··· Trecho para leitura ···

A revolução não será televisionada, mas para eles, pouco importa, para isso tem o YouTube. Kéfera Buchmann, Jout Jout, Chris Figueiredo, Isabela Freitas,Felipe Neto: esses são alguns dos nomes que comandam um movimento no site de vídeos do Google junto a um público fervoroso por conteúdo original e com personalidade.
A Generation C – conceito criado há alguns anos para uma geração não definida pela idade, mas pelo comportamento – é a geração dos youtubers e dos creators(termo usado nos Estados Unidos para designar qualquer um que produz conteúdo na internet). Eles valorizam a conectividade, o pertencimento à comunidades e a criação de conteúdo e redefinem o conceito de cultura mainstream.
É esse gigantesco grupo composto principalmente pelos millenials, os nascidos entre a década de 1980 e 2000, que dita o que é tendência nas redes sociais, instiga o mercado publicitário e quer cada vez mais ter sua voz ouvida. E alguns deles não são apenas ouvidos, mas venerados por milhões que lotam bienais, estádios, livrarias e teatros. Cada um mostra o que tem de melhor para conquistar seu público e os contratos comerciais com vídeos no YouTube.

··· Material fornecido ···

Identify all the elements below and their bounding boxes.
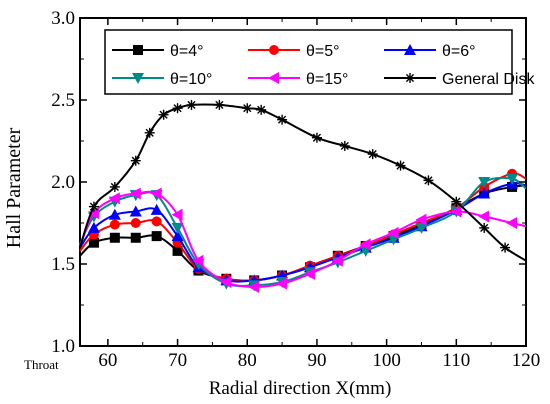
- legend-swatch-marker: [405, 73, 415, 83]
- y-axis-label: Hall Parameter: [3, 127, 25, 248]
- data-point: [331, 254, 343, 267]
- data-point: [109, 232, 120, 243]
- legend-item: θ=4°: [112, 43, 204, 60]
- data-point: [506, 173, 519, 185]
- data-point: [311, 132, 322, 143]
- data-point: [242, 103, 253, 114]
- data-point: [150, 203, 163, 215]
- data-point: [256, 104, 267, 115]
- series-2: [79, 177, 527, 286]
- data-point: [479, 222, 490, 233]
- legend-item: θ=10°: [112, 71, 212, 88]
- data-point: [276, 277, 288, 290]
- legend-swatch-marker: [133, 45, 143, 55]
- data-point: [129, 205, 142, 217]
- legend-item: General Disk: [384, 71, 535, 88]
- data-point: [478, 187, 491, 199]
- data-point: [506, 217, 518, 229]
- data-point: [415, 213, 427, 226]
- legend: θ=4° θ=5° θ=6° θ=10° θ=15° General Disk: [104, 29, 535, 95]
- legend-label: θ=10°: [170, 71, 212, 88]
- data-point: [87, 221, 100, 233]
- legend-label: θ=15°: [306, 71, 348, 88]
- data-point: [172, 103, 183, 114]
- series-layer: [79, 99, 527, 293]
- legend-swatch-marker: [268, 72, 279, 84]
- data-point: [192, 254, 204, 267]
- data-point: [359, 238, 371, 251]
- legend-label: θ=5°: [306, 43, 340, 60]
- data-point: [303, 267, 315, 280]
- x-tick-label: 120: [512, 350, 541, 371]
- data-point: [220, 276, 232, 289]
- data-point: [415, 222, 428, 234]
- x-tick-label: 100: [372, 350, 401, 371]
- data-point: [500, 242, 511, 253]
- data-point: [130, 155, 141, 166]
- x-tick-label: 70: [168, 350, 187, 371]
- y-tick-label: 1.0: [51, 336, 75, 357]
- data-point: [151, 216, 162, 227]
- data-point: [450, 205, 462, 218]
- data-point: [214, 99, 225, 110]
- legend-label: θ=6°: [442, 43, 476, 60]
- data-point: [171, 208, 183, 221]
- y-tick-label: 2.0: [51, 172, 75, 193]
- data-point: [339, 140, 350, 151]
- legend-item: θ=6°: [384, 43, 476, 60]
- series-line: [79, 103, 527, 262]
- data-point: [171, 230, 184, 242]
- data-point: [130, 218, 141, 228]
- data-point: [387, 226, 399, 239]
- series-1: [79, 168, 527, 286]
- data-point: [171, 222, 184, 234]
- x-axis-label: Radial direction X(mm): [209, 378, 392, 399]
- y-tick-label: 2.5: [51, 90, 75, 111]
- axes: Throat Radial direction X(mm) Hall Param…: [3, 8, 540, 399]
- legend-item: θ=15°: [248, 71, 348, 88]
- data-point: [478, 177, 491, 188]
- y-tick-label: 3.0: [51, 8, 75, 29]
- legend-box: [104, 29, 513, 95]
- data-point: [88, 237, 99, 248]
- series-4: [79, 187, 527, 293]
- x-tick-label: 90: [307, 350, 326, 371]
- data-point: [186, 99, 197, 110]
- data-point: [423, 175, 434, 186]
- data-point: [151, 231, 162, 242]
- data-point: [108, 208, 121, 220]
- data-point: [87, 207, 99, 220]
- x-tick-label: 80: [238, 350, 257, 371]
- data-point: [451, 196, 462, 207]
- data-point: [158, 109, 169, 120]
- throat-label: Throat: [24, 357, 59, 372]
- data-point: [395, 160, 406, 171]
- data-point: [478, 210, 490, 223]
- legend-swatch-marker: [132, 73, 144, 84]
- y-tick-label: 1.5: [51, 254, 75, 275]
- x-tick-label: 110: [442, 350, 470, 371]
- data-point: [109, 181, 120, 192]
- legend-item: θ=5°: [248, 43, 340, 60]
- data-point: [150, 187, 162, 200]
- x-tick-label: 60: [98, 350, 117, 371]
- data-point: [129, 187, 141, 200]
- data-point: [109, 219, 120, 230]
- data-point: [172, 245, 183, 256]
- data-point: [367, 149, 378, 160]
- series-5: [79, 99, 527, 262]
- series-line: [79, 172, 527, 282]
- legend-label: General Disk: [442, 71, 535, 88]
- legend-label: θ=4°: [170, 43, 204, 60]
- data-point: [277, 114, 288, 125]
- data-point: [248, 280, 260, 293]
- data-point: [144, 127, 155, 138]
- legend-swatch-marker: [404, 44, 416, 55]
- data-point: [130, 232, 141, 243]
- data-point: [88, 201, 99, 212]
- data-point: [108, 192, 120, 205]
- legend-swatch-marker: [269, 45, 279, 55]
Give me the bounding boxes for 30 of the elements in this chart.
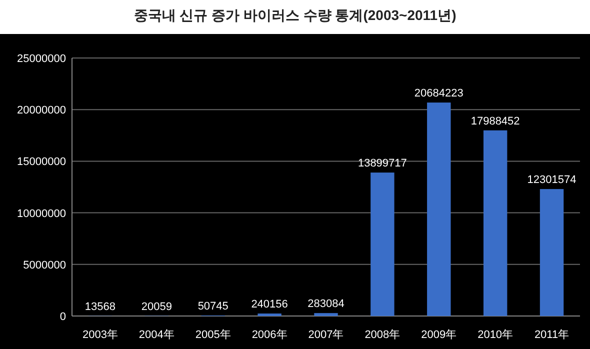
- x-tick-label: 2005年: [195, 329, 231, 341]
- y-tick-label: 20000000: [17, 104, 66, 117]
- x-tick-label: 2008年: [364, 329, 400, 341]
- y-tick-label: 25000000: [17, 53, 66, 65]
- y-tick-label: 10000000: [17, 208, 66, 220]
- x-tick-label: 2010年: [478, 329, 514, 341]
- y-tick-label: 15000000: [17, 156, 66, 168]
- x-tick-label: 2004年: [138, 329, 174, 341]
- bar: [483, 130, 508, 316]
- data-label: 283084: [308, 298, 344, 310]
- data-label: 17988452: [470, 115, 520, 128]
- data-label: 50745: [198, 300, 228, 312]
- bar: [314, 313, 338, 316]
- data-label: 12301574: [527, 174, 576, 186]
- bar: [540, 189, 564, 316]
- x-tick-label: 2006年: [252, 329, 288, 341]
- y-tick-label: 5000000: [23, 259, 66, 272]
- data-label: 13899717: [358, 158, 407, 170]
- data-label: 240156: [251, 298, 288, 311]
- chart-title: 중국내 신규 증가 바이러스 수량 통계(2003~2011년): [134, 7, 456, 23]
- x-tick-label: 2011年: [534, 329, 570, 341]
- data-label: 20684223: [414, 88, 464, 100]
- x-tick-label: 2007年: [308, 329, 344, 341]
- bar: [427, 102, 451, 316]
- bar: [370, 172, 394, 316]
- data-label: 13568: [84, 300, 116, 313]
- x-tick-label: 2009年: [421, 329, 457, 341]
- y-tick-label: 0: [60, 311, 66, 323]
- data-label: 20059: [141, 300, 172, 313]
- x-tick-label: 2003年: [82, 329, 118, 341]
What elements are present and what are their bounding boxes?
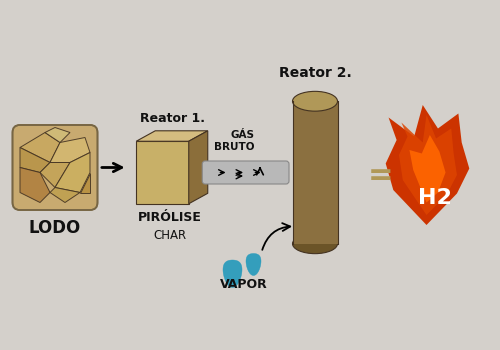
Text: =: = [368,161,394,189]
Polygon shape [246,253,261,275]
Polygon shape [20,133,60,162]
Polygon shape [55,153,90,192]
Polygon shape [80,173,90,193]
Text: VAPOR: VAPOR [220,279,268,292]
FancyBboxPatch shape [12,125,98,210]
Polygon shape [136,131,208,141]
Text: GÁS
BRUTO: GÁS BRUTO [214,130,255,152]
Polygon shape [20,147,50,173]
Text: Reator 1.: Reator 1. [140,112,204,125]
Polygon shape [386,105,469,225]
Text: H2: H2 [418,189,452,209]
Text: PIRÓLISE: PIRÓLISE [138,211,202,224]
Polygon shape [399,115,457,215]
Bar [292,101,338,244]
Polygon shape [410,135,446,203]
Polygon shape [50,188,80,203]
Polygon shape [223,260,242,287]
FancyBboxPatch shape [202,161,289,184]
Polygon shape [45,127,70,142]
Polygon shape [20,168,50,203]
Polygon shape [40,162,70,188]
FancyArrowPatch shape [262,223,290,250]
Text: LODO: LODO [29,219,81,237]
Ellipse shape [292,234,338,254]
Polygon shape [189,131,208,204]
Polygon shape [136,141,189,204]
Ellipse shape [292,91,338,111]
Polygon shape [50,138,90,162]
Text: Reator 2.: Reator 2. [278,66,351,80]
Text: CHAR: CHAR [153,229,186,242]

···
··· Material fornecido ···

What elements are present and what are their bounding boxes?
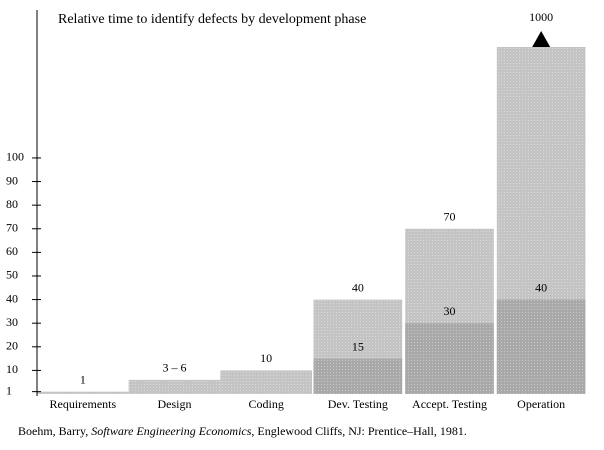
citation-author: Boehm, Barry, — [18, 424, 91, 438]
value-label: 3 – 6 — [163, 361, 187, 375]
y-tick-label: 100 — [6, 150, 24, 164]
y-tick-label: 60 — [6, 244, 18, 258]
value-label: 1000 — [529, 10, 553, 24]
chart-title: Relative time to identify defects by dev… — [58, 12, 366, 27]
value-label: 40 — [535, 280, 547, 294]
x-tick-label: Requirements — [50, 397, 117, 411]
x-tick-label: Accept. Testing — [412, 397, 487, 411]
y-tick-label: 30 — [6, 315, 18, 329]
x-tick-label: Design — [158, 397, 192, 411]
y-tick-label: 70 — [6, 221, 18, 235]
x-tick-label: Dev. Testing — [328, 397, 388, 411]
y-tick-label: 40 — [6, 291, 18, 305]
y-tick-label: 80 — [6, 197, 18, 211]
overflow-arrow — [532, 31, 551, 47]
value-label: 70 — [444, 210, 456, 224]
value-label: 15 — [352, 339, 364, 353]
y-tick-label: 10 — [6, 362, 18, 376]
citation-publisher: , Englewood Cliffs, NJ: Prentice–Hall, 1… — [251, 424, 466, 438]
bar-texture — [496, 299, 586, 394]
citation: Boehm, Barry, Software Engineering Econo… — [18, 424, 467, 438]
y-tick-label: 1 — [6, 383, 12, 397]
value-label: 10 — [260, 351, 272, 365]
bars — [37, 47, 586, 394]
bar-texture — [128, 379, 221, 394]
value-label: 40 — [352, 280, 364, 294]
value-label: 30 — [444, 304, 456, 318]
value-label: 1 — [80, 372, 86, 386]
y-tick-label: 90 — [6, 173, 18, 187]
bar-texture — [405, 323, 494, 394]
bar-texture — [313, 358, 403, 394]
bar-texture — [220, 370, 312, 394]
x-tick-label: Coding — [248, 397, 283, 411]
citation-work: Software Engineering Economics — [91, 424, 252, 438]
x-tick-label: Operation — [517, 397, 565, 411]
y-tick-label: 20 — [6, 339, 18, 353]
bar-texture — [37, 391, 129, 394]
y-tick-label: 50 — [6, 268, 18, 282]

···

(Objetivo da tarefa)
Traduza para o inglês esta frase do trecho sobre os youtubers: "E alguns deles não são apenas ouvidos, mas venerados por milhões que lotam bienais, estádios, livrarias e teatros." Não é preciso consultar as linhas para resolver a tarefa.

(Exercício resolvido)
And some of them are not merely heard but revered by millions who pack biennial fairs, stadiums, bookstores, and theaters.